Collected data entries
---

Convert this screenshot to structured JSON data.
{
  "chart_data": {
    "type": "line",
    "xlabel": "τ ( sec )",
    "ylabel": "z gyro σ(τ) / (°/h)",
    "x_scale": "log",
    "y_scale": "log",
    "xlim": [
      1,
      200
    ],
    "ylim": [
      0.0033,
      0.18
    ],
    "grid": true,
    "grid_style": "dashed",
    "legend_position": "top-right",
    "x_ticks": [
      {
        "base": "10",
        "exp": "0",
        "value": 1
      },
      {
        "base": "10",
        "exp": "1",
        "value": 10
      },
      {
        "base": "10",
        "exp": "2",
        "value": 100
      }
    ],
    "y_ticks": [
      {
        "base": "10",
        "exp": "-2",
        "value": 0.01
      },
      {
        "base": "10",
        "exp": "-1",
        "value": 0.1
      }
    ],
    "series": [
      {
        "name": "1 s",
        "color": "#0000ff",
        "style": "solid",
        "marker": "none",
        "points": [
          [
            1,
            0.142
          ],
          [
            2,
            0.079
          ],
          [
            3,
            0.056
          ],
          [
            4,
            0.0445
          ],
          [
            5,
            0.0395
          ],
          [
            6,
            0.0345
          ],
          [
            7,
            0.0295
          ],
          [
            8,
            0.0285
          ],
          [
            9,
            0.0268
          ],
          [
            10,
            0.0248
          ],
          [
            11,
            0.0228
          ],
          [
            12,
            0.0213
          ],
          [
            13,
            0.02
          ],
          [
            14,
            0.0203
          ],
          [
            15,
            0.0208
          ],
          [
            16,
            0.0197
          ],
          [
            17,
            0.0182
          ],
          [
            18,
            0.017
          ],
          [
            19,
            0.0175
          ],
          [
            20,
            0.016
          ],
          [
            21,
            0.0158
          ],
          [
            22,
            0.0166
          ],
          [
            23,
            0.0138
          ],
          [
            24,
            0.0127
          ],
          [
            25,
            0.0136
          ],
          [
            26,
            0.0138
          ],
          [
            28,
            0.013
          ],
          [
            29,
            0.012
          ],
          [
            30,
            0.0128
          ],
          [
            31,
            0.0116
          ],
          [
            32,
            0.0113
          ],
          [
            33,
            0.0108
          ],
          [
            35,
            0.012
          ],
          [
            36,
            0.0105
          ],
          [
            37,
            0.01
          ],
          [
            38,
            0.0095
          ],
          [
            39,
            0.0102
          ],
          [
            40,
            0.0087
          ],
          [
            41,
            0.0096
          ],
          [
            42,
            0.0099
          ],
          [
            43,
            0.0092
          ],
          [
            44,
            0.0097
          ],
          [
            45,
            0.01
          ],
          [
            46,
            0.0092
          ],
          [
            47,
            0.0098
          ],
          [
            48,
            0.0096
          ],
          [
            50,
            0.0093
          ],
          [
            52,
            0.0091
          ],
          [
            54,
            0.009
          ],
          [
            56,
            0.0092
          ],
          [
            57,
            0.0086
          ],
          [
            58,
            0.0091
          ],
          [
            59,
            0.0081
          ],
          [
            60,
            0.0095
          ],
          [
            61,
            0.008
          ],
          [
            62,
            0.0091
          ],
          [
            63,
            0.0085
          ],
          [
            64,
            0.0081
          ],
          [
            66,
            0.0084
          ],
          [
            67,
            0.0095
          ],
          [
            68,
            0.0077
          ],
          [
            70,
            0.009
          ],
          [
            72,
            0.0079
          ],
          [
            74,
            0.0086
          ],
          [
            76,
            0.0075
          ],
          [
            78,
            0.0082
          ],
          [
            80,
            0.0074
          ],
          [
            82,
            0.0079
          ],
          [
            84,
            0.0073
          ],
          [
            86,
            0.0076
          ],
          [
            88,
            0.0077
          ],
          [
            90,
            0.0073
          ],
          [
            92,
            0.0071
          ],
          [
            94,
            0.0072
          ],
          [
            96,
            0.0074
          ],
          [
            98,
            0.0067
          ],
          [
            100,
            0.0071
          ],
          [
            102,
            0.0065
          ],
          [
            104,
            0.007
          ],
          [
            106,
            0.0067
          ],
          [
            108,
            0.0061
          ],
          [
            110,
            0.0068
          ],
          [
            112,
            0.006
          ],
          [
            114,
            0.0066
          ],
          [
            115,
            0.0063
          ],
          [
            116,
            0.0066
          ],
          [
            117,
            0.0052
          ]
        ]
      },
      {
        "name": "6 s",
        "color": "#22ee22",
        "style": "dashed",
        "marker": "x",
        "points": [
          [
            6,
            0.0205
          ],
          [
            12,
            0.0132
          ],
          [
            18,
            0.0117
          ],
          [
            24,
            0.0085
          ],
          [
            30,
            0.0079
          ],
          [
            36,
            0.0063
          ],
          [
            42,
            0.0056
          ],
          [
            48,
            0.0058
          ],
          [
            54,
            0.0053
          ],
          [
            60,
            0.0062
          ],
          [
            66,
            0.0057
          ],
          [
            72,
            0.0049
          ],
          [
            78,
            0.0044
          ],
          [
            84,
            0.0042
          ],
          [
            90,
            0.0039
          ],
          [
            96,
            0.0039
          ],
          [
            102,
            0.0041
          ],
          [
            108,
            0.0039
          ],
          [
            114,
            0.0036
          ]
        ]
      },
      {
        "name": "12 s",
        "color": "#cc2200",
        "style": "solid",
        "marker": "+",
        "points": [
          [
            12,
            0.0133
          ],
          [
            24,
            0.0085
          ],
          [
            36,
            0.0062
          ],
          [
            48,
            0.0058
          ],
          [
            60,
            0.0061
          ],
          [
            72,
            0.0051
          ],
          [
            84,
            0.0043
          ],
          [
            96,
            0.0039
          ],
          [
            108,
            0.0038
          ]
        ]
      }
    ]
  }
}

---

_The request_: Extract every record and return it verbatim.

_Written solution_:
Convert this screenshot to structured JSON data.
{
  "chart_data": {
    "type": "line",
    "xlabel": "τ ( sec )",
    "ylabel": "z gyro σ(τ) / (°/h)",
    "x_scale": "log",
    "y_scale": "log",
    "xlim": [
      1,
      200
    ],
    "ylim": [
      0.0033,
      0.18
    ],
    "grid": true,
    "grid_style": "dashed",
    "legend_position": "top-right",
    "x_ticks": [
      {
        "base": "10",
        "exp": "0",
        "value": 1
      },
      {
        "base": "10",
        "exp": "1",
        "value": 10
      },
      {
        "base": "10",
        "exp": "2",
        "value": 100
      }
    ],
    "y_ticks": [
      {
        "base": "10",
        "exp": "-2",
        "value": 0.01
      },
      {
        "base": "10",
        "exp": "-1",
        "value": 0.1
      }
    ],
    "series": [
      {
        "name": "1 s",
        "color": "#0000ff",
        "style": "solid",
        "marker": "none",
        "points": [
          [
            1,
            0.142
          ],
          [
            2,
            0.079
          ],
          [
            3,
            0.056
          ],
          [
            4,
            0.0445
          ],
          [
            5,
            0.0395
          ],
          [
            6,
            0.0345
          ],
          [
            7,
            0.0295
          ],
          [
            8,
            0.0285
          ],
          [
            9,
            0.0268
          ],
          [
            10,
            0.0248
          ],
          [
            11,
            0.0228
          ],
          [
            12,
            0.0213
          ],
          [
            13,
            0.02
          ],
          [
            14,
            0.0203
          ],
          [
            15,
            0.0208
          ],
          [
            16,
            0.0197
          ],
          [
            17,
            0.0182
          ],
          [
            18,
            0.017
          ],
          [
            19,
            0.0175
          ],
          [
            20,
            0.016
          ],
          [
            21,
            0.0158
          ],
          [
            22,
            0.0166
          ],
          [
            23,
            0.0138
          ],
          [
            24,
            0.0127
          ],
          [
            25,
            0.0136
          ],
          [
            26,
            0.0138
          ],
          [
            28,
            0.013
          ],
          [
            29,
            0.012
          ],
          [
            30,
            0.0128
          ],
          [
            31,
            0.0116
          ],
          [
            32,
            0.0113
          ],
          [
            33,
            0.0108
          ],
          [
            35,
            0.012
          ],
          [
            36,
            0.0105
          ],
          [
            37,
            0.01
          ],
          [
            38,
            0.0095
          ],
          [
            39,
            0.0102
          ],
          [
            40,
            0.0087
          ],
          [
            41,
            0.0096
          ],
          [
            42,
            0.0099
          ],
          [
            43,
            0.0092
          ],
          [
            44,
            0.0097
          ],
          [
            45,
            0.01
          ],
          [
            46,
            0.0092
          ],
          [
            47,
            0.0098
          ],
          [
            48,
            0.0096
          ],
          [
            50,
            0.0093
          ],
          [
            52,
            0.0091
          ],
          [
            54,
            0.009
          ],
          [
            56,
            0.0092
          ],
          [
            57,
            0.0086
          ],
          [
            58,
            0.0091
          ],
          [
            59,
            0.0081
          ],
          [
            60,
            0.0095
          ],
          [
            61,
            0.008
          ],
          [
            62,
            0.0091
          ],
          [
            63,
            0.0085
          ],
          [
            64,
            0.0081
          ],
          [
            66,
            0.0084
          ],
          [
            67,
            0.0095
          ],
          [
            68,
            0.0077
          ],
          [
            70,
            0.009
          ],
          [
            72,
            0.0079
          ],
          [
            74,
            0.0086
          ],
          [
            76,
            0.0075
          ],
          [
            78,
            0.0082
          ],
          [
            80,
            0.0074
          ],
          [
            82,
            0.0079
          ],
          [
            84,
            0.0073
          ],
          [
            86,
            0.0076
          ],
          [
            88,
            0.0077
          ],
          [
            90,
            0.0073
          ],
          [
            92,
            0.0071
          ],
          [
            94,
            0.0072
          ],
          [
            96,
            0.0074
          ],
          [
            98,
            0.0067
          ],
          [
            100,
            0.0071
          ],
          [
            102,
            0.0065
          ],
          [
            104,
            0.007
          ],
          [
            106,
            0.0067
          ],
          [
            108,
            0.0061
          ],
          [
            110,
            0.0068
          ],
          [
            112,
            0.006
          ],
          [
            114,
            0.0066
          ],
          [
            115,
            0.0063
          ],
          [
            116,
            0.0066
          ],
          [
            117,
            0.0052
          ]
        ]
      },
      {
        "name": "6 s",
        "color": "#22ee22",
        "style": "dashed",
        "marker": "x",
        "points": [
          [
            6,
            0.0205
          ],
          [
            12,
            0.0132
          ],
          [
            18,
            0.0117
          ],
          [
            24,
            0.0085
          ],
          [
            30,
            0.0079
          ],
          [
            36,
            0.0063
          ],
          [
            42,
            0.0056
          ],
          [
            48,
            0.0058
          ],
          [
            54,
            0.0053
          ],
          [
            60,
            0.0062
          ],
          [
            66,
            0.0057
          ],
          [
            72,
            0.0049
          ],
          [
            78,
            0.0044
          ],
          [
            84,
            0.0042
          ],
          [
            90,
            0.0039
          ],
          [
            96,
            0.0039
          ],
          [
            102,
            0.0041
          ],
          [
            108,
            0.0039
          ],
          [
            114,
            0.0036
          ]
        ]
      },
      {
        "name": "12 s",
        "color": "#cc2200",
        "style": "solid",
        "marker": "+",
        "points": [
          [
            12,
            0.0133
          ],
          [
            24,
            0.0085
          ],
          [
            36,
            0.0062
          ],
          [
            48,
            0.0058
          ],
          [
            60,
            0.0061
          ],
          [
            72,
            0.0051
          ],
          [
            84,
            0.0043
          ],
          [
            96,
            0.0039
          ],
          [
            108,
            0.0038
          ]
        ]
      }
    ]
  }
}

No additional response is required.